• _TASK STATEMENT_: The records below should be written out again, exactly.

Figure record extracts:
* begin *

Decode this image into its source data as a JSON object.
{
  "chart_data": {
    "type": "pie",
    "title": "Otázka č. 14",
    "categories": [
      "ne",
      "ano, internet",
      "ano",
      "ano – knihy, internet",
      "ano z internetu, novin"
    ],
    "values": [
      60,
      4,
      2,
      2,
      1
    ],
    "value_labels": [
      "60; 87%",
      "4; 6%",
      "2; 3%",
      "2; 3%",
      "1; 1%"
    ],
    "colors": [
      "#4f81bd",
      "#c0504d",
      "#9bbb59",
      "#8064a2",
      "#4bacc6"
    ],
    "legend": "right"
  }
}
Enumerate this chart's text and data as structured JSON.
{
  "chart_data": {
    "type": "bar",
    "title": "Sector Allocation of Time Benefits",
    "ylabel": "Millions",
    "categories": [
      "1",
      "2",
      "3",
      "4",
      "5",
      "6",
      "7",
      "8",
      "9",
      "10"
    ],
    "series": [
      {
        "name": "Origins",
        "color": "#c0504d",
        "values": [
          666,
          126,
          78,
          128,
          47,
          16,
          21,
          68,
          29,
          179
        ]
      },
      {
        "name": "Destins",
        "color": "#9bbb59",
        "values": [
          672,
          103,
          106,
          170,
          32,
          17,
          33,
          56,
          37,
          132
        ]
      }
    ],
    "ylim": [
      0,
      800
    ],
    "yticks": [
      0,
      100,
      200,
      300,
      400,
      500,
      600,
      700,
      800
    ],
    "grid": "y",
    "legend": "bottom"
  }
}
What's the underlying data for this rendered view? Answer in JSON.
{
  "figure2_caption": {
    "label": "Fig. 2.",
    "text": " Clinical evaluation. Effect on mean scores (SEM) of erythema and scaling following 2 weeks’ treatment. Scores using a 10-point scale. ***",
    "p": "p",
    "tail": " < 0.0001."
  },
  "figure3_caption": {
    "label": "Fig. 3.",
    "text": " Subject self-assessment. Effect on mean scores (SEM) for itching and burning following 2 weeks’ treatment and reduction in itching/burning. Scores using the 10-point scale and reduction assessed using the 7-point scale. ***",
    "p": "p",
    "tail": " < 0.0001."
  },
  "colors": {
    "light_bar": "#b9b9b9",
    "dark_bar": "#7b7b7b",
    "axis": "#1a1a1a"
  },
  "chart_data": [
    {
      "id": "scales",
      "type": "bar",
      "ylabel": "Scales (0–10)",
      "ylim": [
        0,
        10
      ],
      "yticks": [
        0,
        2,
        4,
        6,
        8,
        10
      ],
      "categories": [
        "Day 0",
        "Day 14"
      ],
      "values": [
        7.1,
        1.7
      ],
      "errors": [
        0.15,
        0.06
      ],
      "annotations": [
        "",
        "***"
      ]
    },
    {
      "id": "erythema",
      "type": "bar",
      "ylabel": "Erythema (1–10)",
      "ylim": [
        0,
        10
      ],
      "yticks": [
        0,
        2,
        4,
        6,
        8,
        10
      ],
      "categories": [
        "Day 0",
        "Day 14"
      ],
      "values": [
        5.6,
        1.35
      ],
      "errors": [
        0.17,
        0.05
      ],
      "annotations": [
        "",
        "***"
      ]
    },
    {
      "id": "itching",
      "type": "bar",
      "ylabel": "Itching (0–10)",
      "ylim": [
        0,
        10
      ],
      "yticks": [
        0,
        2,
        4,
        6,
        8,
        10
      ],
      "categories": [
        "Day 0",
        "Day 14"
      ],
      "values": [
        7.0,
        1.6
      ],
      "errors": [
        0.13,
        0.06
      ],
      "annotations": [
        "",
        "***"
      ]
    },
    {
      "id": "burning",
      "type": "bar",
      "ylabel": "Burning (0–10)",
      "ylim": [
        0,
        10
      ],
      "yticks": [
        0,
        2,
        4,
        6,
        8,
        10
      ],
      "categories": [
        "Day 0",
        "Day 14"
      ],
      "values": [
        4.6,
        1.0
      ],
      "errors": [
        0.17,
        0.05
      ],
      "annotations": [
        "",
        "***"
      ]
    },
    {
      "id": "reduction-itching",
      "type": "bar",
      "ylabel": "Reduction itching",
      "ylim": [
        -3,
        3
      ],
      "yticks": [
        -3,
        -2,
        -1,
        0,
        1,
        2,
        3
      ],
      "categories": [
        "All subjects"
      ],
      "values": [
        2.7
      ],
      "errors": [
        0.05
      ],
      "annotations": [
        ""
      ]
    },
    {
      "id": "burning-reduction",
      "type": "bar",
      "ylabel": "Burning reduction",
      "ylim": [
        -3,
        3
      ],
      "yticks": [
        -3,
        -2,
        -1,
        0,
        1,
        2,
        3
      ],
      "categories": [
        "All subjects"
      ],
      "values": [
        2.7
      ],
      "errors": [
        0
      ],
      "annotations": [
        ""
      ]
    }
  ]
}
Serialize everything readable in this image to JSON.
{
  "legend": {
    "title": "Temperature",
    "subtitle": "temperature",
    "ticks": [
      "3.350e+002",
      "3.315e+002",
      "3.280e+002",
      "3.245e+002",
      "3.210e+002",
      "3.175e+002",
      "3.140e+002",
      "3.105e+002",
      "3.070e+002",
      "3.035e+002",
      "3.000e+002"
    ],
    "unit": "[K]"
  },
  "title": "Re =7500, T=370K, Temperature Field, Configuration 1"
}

* end *

• _EXERCISE RESPONSE_:
Decode this image into its source data as a JSON object.
{
  "chart_data": {
    "type": "pie",
    "title": "Otázka č. 14",
    "categories": [
      "ne",
      "ano, internet",
      "ano",
      "ano – knihy, internet",
      "ano z internetu, novin"
    ],
    "values": [
      60,
      4,
      2,
      2,
      1
    ],
    "value_labels": [
      "60; 87%",
      "4; 6%",
      "2; 3%",
      "2; 3%",
      "1; 1%"
    ],
    "colors": [
      "#4f81bd",
      "#c0504d",
      "#9bbb59",
      "#8064a2",
      "#4bacc6"
    ],
    "legend": "right"
  }
}
Enumerate this chart's text and data as structured JSON.
{
  "chart_data": {
    "type": "bar",
    "title": "Sector Allocation of Time Benefits",
    "ylabel": "Millions",
    "categories": [
      "1",
      "2",
      "3",
      "4",
      "5",
      "6",
      "7",
      "8",
      "9",
      "10"
    ],
    "series": [
      {
        "name": "Origins",
        "color": "#c0504d",
        "values": [
          666,
          126,
          78,
          128,
          47,
          16,
          21,
          68,
          29,
          179
        ]
      },
      {
        "name": "Destins",
        "color": "#9bbb59",
        "values": [
          672,
          103,
          106,
          170,
          32,
          17,
          33,
          56,
          37,
          132
        ]
      }
    ],
    "ylim": [
      0,
      800
    ],
    "yticks": [
      0,
      100,
      200,
      300,
      400,
      500,
      600,
      700,
      800
    ],
    "grid": "y",
    "legend": "bottom"
  }
}
What's the underlying data for this rendered view? Answer in JSON.
{
  "figure2_caption": {
    "label": "Fig. 2.",
    "text": " Clinical evaluation. Effect on mean scores (SEM) of erythema and scaling following 2 weeks’ treatment. Scores using a 10-point scale. ***",
    "p": "p",
    "tail": " < 0.0001."
  },
  "figure3_caption": {
    "label": "Fig. 3.",
    "text": " Subject self-assessment. Effect on mean scores (SEM) for itching and burning following 2 weeks’ treatment and reduction in itching/burning. Scores using the 10-point scale and reduction assessed using the 7-point scale. ***",
    "p": "p",
    "tail": " < 0.0001."
  },
  "colors": {
    "light_bar": "#b9b9b9",
    "dark_bar": "#7b7b7b",
    "axis": "#1a1a1a"
  },
  "chart_data": [
    {
      "id": "scales",
      "type": "bar",
      "ylabel": "Scales (0–10)",
      "ylim": [
        0,
        10
      ],
      "yticks": [
        0,
        2,
        4,
        6,
        8,
        10
      ],
      "categories": [
        "Day 0",
        "Day 14"
      ],
      "values": [
        7.1,
        1.7
      ],
      "errors": [
        0.15,
        0.06
      ],
      "annotations": [
        "",
        "***"
      ]
    },
    {
      "id": "erythema",
      "type": "bar",
      "ylabel": "Erythema (1–10)",
      "ylim": [
        0,
        10
      ],
      "yticks": [
        0,
        2,
        4,
        6,
        8,
        10
      ],
      "categories": [
        "Day 0",
        "Day 14"
      ],
      "values": [
        5.6,
        1.35
      ],
      "errors": [
        0.17,
        0.05
      ],
      "annotations": [
        "",
        "***"
      ]
    },
    {
      "id": "itching",
      "type": "bar",
      "ylabel": "Itching (0–10)",
      "ylim": [
        0,
        10
      ],
      "yticks": [
        0,
        2,
        4,
        6,
        8,
        10
      ],
      "categories": [
        "Day 0",
        "Day 14"
      ],
      "values": [
        7.0,
        1.6
      ],
      "errors": [
        0.13,
        0.06
      ],
      "annotations": [
        "",
        "***"
      ]
    },
    {
      "id": "burning",
      "type": "bar",
      "ylabel": "Burning (0–10)",
      "ylim": [
        0,
        10
      ],
      "yticks": [
        0,
        2,
        4,
        6,
        8,
        10
      ],
      "categories": [
        "Day 0",
        "Day 14"
      ],
      "values": [
        4.6,
        1.0
      ],
      "errors": [
        0.17,
        0.05
      ],
      "annotations": [
        "",
        "***"
      ]
    },
    {
      "id": "reduction-itching",
      "type": "bar",
      "ylabel": "Reduction itching",
      "ylim": [
        -3,
        3
      ],
      "yticks": [
        -3,
        -2,
        -1,
        0,
        1,
        2,
        3
      ],
      "categories": [
        "All subjects"
      ],
      "values": [
        2.7
      ],
      "errors": [
        0.05
      ],
      "annotations": [
        ""
      ]
    },
    {
      "id": "burning-reduction",
      "type": "bar",
      "ylabel": "Burning reduction",
      "ylim": [
        -3,
        3
      ],
      "yticks": [
        -3,
        -2,
        -1,
        0,
        1,
        2,
        3
      ],
      "categories": [
        "All subjects"
      ],
      "values": [
        2.7
      ],
      "errors": [
        0
      ],
      "annotations": [
        ""
      ]
    }
  ]
}
Serialize everything readable in this image to JSON.
{
  "legend": {
    "title": "Temperature",
    "subtitle": "temperature",
    "ticks": [
      "3.350e+002",
      "3.315e+002",
      "3.280e+002",
      "3.245e+002",
      "3.210e+002",
      "3.175e+002",
      "3.140e+002",
      "3.105e+002",
      "3.070e+002",
      "3.035e+002",
      "3.000e+002"
    ],
    "unit": "[K]"
  },
  "title": "Re =7500, T=370K, Temperature Field, Configuration 1"
}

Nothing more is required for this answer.